====== 提示文 ======

パリ五輪までに海外勢と対戦できる機会は数回ほど。浮き足立たずに自分と向き合えている点は頼もしい。

チームとしてパリ行きが確定したが、個人としては何も決まっておらず、メンバー争いはここから佳境を迎える。残された時間は1か月前後。「ここからが本当に厳しい戦い」と関根が話した通り、23人で戦ったU-23アジア杯から五輪は18人にメンバーが絞られる。

24歳以上の選手を起用できるオーバーエイジ枠、U-23アジア杯では招集できなかった海外組が戻って来れば、さらに枠が狭くなるだけに、圧倒的なパフォーマンスを見せなければ本大会行きは勝ち取れない。

だが、関根は過度にプレッシャーを感じていない。楽しみな気持ちを持ちつつ、謙虚な姿勢で最後の争いに挑もうとしているからだ。「ワクワク感がある。アジアカップは試合に出させてもらったけど、常に下から自分は這い上がってきた立場。代表の常連でもない」と言い切り、再び一から積み上げていく考えで生き残りレースに挑む。

「メンバー争いはまたフラットになったので、今日の試合もそうですけど、もっと良いパフォーマンスを出さないと、また選んでもらうことはない。今月は試合が多いのでチャンス。もっと良いパフォーマンスを出せるようにやっていきたい」とは関根の言葉。

拓殖大サッカー部を退部し、プロ入りを1年前倒して今季からプロサッカー選手になった男は、どんな状況でも変わらない。自信を深めたU-23アジア杯の成果は胸にしまい、まずは柏で圧倒的なパフォーマンスを見せることだけを考えて技を磨く。

====== 提示データ ======

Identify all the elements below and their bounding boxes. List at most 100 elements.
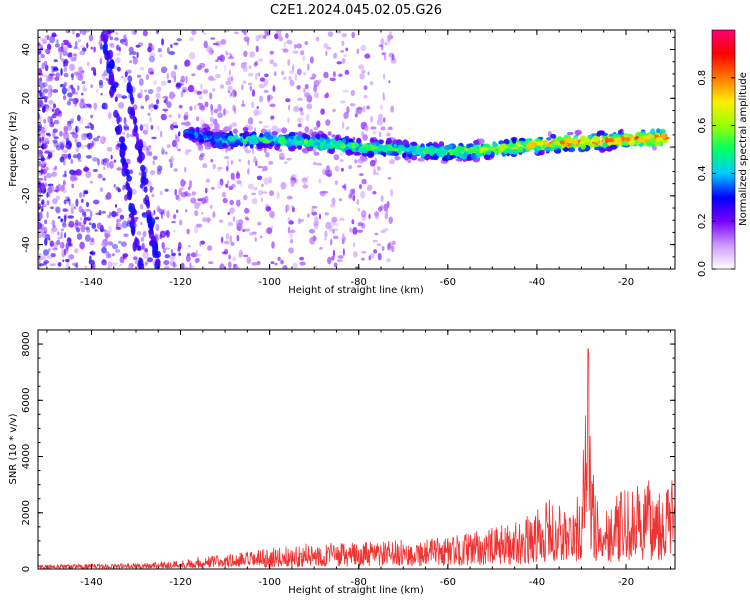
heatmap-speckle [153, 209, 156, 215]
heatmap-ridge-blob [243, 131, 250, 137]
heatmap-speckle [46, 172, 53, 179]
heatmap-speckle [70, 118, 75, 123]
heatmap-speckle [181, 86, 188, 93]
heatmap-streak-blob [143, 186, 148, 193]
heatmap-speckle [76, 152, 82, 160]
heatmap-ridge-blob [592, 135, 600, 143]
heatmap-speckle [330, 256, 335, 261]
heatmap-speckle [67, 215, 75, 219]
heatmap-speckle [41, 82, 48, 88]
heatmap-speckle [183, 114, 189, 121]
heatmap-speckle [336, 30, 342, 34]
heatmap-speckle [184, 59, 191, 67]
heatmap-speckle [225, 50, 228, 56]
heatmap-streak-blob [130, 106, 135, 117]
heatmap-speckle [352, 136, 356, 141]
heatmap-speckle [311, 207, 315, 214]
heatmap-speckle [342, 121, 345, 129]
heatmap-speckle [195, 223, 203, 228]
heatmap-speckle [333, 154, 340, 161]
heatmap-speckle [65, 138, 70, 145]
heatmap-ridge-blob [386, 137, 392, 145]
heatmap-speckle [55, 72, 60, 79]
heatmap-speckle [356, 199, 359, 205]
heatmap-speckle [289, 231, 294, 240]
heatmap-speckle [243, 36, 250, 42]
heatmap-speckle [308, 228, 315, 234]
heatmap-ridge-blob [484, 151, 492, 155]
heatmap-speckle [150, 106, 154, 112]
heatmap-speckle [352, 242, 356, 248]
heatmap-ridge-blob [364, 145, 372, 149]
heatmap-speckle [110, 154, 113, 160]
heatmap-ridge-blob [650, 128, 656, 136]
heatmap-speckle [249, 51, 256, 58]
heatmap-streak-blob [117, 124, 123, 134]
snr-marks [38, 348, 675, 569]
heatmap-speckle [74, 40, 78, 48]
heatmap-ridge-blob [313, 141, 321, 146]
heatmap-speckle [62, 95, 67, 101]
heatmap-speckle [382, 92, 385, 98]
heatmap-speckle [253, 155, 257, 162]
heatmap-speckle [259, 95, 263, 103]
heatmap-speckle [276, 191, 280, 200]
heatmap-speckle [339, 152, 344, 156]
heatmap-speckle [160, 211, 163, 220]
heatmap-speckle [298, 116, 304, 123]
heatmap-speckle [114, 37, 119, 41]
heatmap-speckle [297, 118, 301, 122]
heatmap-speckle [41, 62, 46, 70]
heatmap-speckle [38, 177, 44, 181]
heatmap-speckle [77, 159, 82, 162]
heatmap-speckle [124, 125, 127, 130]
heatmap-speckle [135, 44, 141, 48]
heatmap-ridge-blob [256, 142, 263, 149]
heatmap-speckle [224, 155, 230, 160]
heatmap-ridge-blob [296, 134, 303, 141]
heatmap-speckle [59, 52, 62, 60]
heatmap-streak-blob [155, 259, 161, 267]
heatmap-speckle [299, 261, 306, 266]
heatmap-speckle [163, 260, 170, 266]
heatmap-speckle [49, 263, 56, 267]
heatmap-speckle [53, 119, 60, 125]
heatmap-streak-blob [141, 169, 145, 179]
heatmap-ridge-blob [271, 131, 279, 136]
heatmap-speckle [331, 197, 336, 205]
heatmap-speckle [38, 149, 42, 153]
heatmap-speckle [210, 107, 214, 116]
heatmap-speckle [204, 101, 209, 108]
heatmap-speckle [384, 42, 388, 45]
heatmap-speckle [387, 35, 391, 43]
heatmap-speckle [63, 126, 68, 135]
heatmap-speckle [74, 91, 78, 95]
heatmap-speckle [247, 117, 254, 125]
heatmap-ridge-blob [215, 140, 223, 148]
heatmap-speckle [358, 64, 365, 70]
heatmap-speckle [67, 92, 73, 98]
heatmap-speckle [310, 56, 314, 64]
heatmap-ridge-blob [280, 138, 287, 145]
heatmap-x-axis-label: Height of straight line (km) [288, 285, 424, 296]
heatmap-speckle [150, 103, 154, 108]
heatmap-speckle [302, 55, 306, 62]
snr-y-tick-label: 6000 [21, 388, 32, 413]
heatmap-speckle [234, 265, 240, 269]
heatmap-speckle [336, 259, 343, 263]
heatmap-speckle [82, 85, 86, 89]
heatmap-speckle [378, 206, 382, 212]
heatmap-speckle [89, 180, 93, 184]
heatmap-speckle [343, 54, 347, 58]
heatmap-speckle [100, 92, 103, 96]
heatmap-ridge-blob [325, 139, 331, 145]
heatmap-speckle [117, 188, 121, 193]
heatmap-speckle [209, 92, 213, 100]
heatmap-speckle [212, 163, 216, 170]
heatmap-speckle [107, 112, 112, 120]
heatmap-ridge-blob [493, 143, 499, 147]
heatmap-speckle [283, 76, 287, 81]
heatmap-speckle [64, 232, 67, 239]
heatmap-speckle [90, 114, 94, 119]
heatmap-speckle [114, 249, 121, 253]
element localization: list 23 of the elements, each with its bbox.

======
====== 提示データ ======

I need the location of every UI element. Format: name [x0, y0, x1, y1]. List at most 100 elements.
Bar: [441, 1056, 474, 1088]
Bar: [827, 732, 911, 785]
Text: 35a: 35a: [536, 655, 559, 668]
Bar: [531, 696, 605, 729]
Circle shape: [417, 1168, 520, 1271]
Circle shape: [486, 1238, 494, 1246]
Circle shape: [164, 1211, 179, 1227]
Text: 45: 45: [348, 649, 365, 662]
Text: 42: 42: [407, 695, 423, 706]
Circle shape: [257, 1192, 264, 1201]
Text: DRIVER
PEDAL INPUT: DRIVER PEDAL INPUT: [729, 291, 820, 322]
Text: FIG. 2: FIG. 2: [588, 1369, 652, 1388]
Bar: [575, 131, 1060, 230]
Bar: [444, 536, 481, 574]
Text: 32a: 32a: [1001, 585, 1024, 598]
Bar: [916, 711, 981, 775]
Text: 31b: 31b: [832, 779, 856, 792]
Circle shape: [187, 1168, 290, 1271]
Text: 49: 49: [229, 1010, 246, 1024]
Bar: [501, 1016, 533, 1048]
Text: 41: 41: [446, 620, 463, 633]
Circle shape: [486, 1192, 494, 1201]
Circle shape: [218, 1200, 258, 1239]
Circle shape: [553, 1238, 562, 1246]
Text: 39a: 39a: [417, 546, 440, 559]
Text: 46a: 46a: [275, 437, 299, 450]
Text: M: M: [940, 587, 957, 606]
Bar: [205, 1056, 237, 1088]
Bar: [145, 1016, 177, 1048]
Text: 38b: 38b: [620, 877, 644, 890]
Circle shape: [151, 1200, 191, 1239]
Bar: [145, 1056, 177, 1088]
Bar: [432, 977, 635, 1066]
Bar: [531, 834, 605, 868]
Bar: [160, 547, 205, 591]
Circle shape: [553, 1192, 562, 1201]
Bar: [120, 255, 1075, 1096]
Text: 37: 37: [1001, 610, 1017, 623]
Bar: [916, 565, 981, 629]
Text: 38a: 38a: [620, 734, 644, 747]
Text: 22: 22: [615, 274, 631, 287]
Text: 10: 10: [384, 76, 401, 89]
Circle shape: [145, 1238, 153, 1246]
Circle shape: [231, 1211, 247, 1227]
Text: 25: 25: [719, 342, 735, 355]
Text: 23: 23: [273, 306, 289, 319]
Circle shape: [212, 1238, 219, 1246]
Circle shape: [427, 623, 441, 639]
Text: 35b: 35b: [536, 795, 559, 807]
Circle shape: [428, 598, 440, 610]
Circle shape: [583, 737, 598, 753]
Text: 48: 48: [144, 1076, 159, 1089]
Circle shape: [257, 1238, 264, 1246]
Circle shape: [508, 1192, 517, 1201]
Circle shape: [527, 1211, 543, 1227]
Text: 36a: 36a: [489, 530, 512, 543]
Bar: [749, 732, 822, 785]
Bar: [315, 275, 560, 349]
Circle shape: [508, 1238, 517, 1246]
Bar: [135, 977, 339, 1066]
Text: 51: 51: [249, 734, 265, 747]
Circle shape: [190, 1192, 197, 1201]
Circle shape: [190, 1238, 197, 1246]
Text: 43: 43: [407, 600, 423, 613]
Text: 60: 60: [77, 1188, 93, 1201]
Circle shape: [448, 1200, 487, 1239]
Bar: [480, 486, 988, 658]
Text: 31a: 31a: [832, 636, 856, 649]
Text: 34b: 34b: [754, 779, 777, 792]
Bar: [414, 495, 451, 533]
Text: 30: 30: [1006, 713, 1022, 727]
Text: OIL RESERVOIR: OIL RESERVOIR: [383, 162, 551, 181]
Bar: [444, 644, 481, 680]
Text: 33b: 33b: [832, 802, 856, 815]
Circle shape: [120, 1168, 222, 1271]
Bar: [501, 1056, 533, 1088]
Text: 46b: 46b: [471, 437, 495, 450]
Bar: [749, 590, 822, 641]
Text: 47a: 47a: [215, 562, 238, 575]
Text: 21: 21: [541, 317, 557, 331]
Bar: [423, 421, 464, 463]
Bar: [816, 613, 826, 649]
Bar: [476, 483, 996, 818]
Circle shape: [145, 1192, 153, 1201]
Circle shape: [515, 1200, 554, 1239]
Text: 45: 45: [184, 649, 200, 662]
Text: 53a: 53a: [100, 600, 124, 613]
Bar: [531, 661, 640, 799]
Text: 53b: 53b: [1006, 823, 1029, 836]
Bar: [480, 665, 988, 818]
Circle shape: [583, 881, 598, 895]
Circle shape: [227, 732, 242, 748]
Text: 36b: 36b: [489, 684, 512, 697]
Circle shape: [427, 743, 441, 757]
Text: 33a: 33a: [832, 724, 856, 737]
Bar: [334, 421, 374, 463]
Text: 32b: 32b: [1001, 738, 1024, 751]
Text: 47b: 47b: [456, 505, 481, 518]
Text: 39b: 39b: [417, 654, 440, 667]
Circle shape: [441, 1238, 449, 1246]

======

- 課題 A: 提示文の「だが、関根は過度にプレッシャーを感じていない。」という一文を英語に訳してください。
- 課題 B: 提示文によれば、五輪ではメンバーが何人に絞られるか。

- 解答全文 A: However, Sekine does not feel excessive pressure.

- 解答全文 B: 18人に絞られる。